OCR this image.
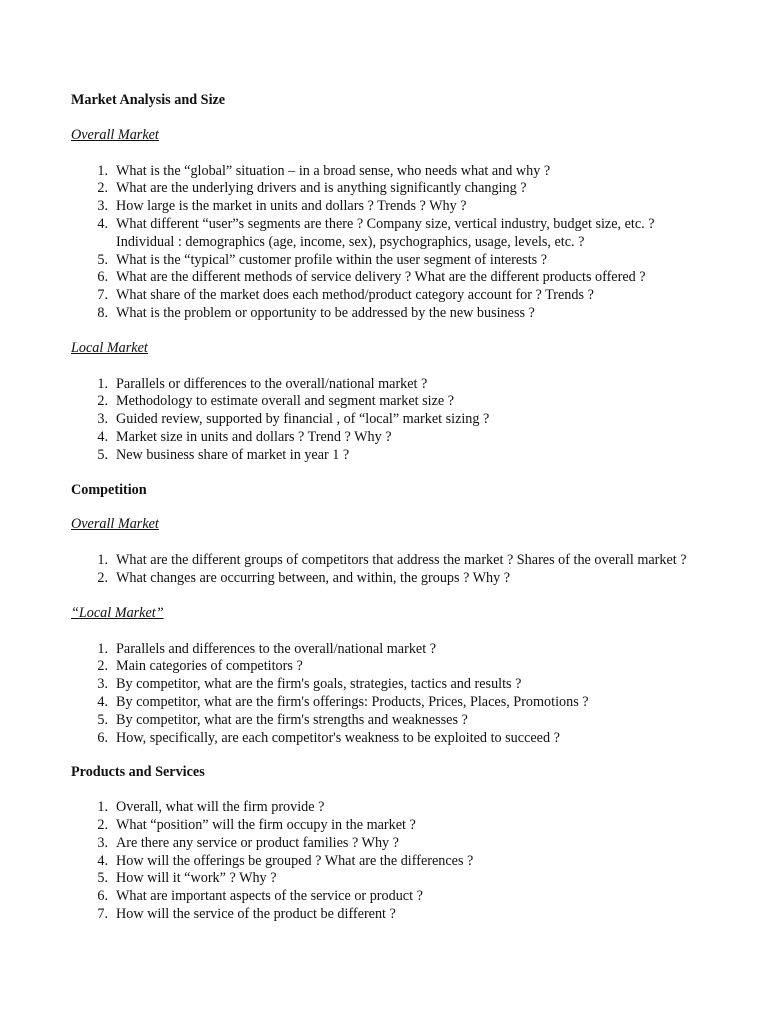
Market Analysis and Size
Overall Market
1. What is the “global” situation – in a broad sense, who needs what and why ?
2. What are the underlying drivers and is anything significantly changing ?
3. How large is the market in units and dollars ? Trends ? Why ?
4. What different “user”s segments are there ? Company size, vertical industry, budget size, etc. ? Individual : demographics (age, income, sex), psychographics, usage, levels, etc. ?
5. What is the “typical” customer profile within the user segment of interests ?
6. What are the different methods of service delivery ? What are the different products offered ?
7. What share of the market does each method/product category account for ? Trends ?
8. What is the problem or opportunity to be addressed by the new business ?
Local Market
1. Parallels or differences to the overall/national market ?
2. Methodology to estimate overall and segment market size ?
3. Guided review, supported by financial , of “local” market sizing ?
4. Market size in units and dollars ? Trend ? Why ?
5. New business share of market in year 1 ?
Competition
Overall Market
1. What are the different groups of competitors that address the market ? Shares of the overall market ?
2. What changes are occurring between, and within, the groups ? Why ?
“Local Market”
1. Parallels and differences to the overall/national market ?
2. Main categories of competitors ?
3. By competitor, what are the firm's goals, strategies, tactics and results ?
4. By competitor, what are the firm's offerings: Products, Prices, Places, Promotions ?
5. By competitor, what are the firm's strengths and weaknesses ?
6. How, specifically, are each competitor's weakness to be exploited to succeed ?
Products and Services
1. Overall, what will the firm provide ?
2. What “position” will the firm occupy in the market ?
3. Are there any service or product families ? Why ?
4. How will the offerings be grouped ? What are the differences ?
5. How will it “work” ? Why ?
6. What are important aspects of the service or product ?
7. How will the service of the product be different ?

**Task to carry out**
Using the listing, copy every line where the word "business" shows up.

**Output for this task**
8. What is the problem or opportunity to be addressed by the new business ?
5. New business share of market in year 1 ?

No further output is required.